INSTRUCTIONS FOR THE TASK:
List every book by Belfrage that the biographical text below names, giving each title with its year.

Top of EXTRACTED TEXT

Sally Mary Caroline Belfrage was born in Hollywood, California, on 4 October 1936.[2] Her parents, Cedric Belfrage and Molly Castle, later moved to New York where she studied at the Bronx High School of Science and Hunter College.[2] She returned to England when her parents were deported to London as alleged Communists.[1][2] After her return, she matriculated at the London School of Economics.[1][2] Following graduation, she became a social activist and world traveller.[1] She attended the 6th World Festival of Youth and Students in Moscow, visited China,[4] and worked in 1957 for the Foreign Languages Publishing House in Moscow.[2]
Her books included A Room in Moscow (1958),[5] Flowers of Emptiness: Reflections on an Ashram (1981),[3] The Crack: A Belfast Year (1987, retitled Living with War: A Belfast Year for United States distribution),[6] Un-American Activities: A Memoir of the Fifties (1995),[7] and Freedom Summer (1999).[8] In 1969, she signed a war tax resistance vow, along with 447 other American writers and editors. It was published in the January 30, 1969 edition of the New York Post.[1]
Belfrage lived most of her life in London, where she died at Middlesex Hospital from lung cancer (adenocarcinoma) in 1994, at age 57.[2][9]

Bottom of EXTRACTED TEXT
Top of GIVEN DATA

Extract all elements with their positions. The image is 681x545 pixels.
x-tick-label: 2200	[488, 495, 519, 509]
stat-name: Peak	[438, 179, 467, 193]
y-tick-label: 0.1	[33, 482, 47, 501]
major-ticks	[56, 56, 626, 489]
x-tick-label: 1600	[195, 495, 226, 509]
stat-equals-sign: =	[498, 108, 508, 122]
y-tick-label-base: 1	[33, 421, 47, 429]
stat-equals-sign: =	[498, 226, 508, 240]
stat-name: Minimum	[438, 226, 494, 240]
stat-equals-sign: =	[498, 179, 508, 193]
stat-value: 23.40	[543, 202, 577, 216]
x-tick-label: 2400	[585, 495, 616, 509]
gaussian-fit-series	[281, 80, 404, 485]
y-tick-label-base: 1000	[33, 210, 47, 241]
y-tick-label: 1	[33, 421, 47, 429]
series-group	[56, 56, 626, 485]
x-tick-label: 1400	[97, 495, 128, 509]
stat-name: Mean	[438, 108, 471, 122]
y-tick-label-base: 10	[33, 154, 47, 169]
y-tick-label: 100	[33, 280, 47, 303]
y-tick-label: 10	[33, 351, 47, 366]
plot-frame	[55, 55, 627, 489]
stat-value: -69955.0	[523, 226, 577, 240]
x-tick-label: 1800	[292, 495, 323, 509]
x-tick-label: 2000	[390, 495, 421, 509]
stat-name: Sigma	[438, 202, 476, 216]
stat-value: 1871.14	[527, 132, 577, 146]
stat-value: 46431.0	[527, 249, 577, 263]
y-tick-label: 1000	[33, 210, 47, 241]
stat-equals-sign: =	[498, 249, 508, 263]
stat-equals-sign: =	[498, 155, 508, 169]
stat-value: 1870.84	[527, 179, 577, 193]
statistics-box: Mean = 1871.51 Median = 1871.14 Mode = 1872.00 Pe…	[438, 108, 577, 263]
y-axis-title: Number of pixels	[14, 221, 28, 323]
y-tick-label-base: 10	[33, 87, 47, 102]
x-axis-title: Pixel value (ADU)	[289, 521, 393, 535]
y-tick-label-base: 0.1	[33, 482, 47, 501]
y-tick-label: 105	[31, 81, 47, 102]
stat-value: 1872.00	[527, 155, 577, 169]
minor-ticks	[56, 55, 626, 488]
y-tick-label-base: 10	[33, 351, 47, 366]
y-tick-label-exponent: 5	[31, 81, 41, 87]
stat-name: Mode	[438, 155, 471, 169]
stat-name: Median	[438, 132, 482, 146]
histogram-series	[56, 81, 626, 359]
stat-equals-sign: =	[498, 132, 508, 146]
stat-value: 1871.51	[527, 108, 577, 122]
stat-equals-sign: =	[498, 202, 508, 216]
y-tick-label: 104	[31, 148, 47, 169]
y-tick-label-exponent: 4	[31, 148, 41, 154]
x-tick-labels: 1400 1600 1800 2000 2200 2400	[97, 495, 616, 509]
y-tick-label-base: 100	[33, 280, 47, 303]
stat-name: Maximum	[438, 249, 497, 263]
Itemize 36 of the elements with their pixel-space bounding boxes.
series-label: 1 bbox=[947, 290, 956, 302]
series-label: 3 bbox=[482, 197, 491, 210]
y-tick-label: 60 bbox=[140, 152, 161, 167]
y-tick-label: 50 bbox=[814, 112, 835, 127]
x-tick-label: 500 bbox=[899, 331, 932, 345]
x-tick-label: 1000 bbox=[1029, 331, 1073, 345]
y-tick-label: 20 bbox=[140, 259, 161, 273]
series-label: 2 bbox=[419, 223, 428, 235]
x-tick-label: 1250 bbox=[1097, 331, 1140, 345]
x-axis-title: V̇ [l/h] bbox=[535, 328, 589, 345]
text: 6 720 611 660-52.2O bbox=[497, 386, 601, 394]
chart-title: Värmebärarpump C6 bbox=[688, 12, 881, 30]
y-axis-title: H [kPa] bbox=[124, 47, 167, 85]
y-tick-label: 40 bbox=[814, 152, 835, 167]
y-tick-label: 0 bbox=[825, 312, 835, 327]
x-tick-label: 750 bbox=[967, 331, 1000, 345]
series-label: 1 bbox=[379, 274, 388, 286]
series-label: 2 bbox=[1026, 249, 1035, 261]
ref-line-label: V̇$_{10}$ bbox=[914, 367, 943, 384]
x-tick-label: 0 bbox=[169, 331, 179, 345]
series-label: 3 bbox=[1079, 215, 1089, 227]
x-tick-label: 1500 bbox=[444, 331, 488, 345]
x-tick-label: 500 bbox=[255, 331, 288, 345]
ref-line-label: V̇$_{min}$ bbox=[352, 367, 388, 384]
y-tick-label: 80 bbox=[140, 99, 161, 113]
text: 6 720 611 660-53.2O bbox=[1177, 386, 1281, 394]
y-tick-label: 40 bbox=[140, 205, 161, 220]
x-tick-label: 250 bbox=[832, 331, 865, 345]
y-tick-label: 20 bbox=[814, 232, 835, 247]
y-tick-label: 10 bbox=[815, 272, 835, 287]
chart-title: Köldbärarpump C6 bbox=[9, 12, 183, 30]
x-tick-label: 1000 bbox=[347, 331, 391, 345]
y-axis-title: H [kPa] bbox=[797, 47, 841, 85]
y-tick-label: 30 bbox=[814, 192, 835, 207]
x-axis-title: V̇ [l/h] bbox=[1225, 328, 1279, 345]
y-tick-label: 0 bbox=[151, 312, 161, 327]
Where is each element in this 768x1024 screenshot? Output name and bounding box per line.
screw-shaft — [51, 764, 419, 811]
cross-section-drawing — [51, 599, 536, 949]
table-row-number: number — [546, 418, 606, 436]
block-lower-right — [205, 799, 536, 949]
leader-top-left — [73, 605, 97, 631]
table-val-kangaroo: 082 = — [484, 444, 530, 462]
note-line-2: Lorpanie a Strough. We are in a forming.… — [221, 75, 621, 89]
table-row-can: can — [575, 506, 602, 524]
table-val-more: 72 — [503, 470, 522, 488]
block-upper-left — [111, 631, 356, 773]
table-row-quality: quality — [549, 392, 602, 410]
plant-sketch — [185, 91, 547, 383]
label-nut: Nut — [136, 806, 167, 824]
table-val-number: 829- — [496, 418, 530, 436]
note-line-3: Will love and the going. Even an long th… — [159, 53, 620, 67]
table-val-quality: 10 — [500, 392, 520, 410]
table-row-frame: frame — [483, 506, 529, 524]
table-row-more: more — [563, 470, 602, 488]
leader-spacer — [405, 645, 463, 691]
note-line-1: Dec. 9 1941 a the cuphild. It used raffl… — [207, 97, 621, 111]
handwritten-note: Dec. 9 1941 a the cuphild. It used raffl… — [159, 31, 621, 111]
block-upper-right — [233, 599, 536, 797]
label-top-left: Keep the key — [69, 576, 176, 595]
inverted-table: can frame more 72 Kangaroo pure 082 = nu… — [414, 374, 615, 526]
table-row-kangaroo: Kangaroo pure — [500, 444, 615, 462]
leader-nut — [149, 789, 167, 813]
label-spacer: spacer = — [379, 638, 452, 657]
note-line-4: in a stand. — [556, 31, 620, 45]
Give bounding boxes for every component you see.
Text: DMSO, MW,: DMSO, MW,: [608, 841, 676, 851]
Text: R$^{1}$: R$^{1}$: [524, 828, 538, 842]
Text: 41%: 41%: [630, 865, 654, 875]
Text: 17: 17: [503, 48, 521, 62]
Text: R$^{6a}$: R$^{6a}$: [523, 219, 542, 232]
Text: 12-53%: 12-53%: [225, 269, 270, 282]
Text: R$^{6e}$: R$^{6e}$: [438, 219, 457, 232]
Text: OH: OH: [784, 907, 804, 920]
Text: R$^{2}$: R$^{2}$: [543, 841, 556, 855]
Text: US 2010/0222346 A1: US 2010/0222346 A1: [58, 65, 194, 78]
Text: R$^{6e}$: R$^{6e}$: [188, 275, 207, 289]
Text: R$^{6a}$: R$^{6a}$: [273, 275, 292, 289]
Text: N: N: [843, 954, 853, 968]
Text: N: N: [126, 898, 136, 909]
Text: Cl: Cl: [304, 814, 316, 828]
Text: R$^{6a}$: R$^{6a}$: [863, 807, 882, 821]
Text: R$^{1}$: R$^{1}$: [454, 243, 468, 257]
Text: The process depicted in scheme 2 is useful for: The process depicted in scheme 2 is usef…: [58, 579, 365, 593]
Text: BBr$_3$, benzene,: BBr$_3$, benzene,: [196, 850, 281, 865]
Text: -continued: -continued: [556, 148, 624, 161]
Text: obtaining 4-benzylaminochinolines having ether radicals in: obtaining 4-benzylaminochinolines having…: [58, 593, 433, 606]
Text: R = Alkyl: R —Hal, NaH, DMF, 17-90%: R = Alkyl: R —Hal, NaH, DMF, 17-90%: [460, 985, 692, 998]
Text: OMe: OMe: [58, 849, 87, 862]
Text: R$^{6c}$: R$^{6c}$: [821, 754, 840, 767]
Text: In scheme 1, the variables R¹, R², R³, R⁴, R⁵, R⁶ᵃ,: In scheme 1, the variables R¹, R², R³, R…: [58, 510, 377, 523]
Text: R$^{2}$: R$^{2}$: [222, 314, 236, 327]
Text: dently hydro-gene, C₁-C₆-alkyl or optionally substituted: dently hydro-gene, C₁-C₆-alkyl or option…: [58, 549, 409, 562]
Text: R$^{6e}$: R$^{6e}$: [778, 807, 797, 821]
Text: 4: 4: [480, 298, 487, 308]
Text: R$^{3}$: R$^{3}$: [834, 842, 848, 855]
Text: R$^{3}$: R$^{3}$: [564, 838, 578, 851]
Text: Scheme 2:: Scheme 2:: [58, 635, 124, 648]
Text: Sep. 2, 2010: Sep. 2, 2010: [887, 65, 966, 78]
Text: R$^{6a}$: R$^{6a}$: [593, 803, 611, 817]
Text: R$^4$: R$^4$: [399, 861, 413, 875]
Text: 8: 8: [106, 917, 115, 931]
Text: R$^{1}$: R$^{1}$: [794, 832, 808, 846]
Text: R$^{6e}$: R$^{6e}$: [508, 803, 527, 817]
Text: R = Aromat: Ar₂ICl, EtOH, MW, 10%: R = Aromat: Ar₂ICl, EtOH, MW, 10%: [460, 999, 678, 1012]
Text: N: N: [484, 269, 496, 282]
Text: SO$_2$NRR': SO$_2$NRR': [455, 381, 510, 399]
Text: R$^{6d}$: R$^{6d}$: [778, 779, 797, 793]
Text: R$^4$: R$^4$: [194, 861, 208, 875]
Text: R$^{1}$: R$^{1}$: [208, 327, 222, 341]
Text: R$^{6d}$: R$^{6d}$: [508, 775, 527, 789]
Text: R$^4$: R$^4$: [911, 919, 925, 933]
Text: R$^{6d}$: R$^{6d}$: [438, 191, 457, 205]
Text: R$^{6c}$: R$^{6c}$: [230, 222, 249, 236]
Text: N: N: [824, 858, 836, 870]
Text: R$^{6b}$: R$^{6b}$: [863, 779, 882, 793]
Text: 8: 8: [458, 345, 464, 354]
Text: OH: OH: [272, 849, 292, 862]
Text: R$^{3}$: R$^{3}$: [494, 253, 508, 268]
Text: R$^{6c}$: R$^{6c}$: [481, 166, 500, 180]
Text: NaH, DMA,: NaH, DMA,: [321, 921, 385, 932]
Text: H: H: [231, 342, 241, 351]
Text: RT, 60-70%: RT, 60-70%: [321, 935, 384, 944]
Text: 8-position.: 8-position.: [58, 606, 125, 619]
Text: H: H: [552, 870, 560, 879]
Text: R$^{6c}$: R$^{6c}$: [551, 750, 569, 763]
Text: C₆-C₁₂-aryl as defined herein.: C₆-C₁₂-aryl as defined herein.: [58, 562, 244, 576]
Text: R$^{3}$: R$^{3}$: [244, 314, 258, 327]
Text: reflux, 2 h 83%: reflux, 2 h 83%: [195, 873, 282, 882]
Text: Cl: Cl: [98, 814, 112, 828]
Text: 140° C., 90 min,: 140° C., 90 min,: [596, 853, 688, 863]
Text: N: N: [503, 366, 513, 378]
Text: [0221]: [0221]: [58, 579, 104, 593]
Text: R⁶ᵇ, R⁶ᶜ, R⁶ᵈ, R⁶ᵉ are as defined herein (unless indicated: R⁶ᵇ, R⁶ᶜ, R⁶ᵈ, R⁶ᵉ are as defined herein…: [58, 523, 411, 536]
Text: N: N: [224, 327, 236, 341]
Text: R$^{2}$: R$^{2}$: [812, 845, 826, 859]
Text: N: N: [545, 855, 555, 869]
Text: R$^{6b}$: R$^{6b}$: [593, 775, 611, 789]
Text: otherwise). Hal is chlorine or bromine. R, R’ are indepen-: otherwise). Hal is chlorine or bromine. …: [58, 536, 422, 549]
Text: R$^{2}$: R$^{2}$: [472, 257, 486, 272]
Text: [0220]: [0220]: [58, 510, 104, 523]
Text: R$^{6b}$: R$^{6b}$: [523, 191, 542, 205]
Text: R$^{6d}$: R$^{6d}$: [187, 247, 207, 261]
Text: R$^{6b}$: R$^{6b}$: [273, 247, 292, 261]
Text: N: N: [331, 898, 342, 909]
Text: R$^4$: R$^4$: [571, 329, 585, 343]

Bottom of GIVEN DATA

RESULT:
A Room in Moscow (1958)
Flowers of Emptiness: Reflections on an Ashram (1981)
The Crack: A Belfast Year (1987; retitled Living with War: A Belfast Year for United States distribution)
Un-American Activities: A Memoir of the Fifties (1995)
Freedom Summer (1999)